#### WHAT IS EXPECTED
Continue the farmers' market blog post about the horned melon below, picking up right after its final sentence.

#### EXCERPT
========================================================================

Shopping SLOcal.

a blog about what's happening with farmer's markets in SLO county

Funky Fruit October 29, 2010

Inspired by sub-tropical fruit farmer Tom Swift’s (who you can hear from directly in my next post!) passion for his products, I decided to try to tackle a couple of his fruits after my trip to the Los Osos Farmer’s Market. First up: the horned melon.

The horned melon is revered for its aloe like qualities, although its appearance takes getting used to

The horned melon is a strange fruit, revered for its health benefits. The center tastes sour–almost like a kiwi–but the inner of the fruit is divided into individual cells like a pomegranate would be. With its aloe vera like qualities, Swift claims that it “will be the new health craze of 2011”, although research on what about it makes it so beneficial to the human body is still in the process of being discovered.

No matter the benefits, the horned melon is a fruit worth checking out, as long as you watch out for the spikes on the outside–I carelessly picked one up and have the slice on my right thumb to prove it.

========================================================================

Dataset records:

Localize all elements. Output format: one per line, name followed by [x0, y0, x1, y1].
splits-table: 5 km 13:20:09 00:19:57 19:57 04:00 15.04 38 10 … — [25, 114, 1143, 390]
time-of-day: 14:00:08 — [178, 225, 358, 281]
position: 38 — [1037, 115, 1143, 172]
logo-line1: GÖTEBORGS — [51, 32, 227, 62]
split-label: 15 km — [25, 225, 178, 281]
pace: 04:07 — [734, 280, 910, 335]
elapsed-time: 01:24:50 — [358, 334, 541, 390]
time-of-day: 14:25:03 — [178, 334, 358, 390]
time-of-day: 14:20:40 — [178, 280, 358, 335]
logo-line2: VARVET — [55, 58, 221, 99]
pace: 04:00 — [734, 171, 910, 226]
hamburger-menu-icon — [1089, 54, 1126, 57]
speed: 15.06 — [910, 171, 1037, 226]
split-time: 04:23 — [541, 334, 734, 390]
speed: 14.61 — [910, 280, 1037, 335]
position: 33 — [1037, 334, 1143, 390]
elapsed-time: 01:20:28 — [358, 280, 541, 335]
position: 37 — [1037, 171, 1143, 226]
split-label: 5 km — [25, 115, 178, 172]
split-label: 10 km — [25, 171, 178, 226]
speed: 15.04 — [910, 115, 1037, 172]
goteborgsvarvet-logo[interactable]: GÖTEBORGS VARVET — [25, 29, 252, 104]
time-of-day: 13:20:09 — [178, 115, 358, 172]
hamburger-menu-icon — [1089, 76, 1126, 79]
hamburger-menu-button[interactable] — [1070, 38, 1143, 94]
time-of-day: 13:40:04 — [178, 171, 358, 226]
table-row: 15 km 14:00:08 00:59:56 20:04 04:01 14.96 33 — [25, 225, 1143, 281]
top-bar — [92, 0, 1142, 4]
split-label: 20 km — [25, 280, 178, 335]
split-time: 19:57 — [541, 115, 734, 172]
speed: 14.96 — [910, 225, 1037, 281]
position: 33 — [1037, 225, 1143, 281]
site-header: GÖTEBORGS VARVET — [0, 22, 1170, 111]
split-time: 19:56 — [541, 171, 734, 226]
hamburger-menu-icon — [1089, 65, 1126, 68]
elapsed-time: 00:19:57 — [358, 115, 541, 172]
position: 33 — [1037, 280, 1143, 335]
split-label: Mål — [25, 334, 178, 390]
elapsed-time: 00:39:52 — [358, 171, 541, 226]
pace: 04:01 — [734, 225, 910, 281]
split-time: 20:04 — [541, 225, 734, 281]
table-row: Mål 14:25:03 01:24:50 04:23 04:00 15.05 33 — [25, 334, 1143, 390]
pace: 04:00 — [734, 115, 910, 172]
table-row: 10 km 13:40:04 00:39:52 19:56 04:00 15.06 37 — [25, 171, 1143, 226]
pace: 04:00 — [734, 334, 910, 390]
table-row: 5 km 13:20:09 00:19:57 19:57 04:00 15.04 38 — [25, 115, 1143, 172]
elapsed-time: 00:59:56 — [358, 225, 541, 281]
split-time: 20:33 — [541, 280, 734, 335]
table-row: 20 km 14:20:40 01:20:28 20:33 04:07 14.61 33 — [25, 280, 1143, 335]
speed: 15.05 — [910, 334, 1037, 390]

========================================================================

#### TASK RESPONSE
So after de-spining the melon, I sliced it open, revealing the inner, bright green pulp. My roommates were looking at it skeptically, and tentatively took a piece when I offered it to them.

“It tastes kind of like a cross between a kiwi and a watermelon” Tori DiCiccio finally decided after chewing for a minute, “but its really good!” she said while reaching for another piece. “I would buy it.”

 

 

 

 

 

The other piece of strange fruit I purchased at the Los Osos Farmer’s Market was called the Pepino Dulce Melon, or as Swift calls it, the “Heart of Gold” melon. An oval shaped yellow fruit with almost tiger-like purple stripes, the melon resembles more of an apple.

“It tastes like if you crossed a papaya, a mango and a honeydew,” Ben Arthur said, chewing slowly.

The Heart of Gold melon was a bit strange to get used too, most likely because it tasted so similar to a few signature fruits without allowing the taster to get the satisfaction that comes with eating something you are completely used to the taste of.

“I don’t think I would buy this” Arthur said, “it was good, but I didn’t love it enough to buy it myself.”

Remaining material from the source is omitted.